Given problem
Copy out every line that contains "text".

Dataset extract
* * * *

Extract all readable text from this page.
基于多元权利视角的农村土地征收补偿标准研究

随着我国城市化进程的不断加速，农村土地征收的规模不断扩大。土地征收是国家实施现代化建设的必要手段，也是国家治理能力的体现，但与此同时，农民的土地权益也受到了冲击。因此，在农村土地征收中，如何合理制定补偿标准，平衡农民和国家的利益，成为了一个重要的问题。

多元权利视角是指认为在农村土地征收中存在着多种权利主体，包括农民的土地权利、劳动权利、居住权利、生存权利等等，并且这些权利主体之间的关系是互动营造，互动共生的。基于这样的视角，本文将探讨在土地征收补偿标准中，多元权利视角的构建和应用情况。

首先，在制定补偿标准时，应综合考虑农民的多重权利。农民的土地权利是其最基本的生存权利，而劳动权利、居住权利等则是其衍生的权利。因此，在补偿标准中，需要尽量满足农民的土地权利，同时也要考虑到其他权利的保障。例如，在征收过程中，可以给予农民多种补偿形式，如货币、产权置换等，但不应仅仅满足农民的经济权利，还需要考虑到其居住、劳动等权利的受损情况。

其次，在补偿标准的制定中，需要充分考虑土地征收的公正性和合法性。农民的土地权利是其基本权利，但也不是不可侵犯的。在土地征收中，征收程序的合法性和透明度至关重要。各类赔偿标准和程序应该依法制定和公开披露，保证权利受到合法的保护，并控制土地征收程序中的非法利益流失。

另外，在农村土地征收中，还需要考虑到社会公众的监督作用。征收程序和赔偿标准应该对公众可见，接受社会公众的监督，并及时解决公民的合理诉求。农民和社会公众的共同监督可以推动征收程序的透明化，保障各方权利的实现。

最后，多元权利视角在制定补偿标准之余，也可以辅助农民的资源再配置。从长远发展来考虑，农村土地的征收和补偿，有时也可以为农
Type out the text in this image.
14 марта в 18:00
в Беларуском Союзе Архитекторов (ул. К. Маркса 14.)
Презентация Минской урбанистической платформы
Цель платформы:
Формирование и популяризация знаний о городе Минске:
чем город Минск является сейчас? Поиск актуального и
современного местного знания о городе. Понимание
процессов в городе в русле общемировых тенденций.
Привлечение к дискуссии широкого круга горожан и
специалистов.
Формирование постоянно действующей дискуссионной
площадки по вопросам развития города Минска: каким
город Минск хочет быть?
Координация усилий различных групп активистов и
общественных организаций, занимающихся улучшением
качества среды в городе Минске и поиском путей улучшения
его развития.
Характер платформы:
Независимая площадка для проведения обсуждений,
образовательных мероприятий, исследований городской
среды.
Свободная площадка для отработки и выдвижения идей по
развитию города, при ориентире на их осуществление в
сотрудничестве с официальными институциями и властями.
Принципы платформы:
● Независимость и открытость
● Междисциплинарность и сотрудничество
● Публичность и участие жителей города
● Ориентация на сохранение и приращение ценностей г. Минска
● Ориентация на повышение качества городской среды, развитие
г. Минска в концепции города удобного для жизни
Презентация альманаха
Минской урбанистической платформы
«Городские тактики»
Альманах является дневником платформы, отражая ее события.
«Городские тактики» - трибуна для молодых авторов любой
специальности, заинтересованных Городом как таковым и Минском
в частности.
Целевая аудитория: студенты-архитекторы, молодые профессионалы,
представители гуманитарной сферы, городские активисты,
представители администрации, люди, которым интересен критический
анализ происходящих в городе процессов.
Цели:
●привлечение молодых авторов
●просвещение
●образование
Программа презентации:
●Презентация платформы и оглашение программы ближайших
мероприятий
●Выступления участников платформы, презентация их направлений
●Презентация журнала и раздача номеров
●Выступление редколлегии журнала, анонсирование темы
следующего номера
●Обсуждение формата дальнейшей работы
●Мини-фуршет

* * * *

Final result
Extract all readable text from this page.
Type out the text in this image.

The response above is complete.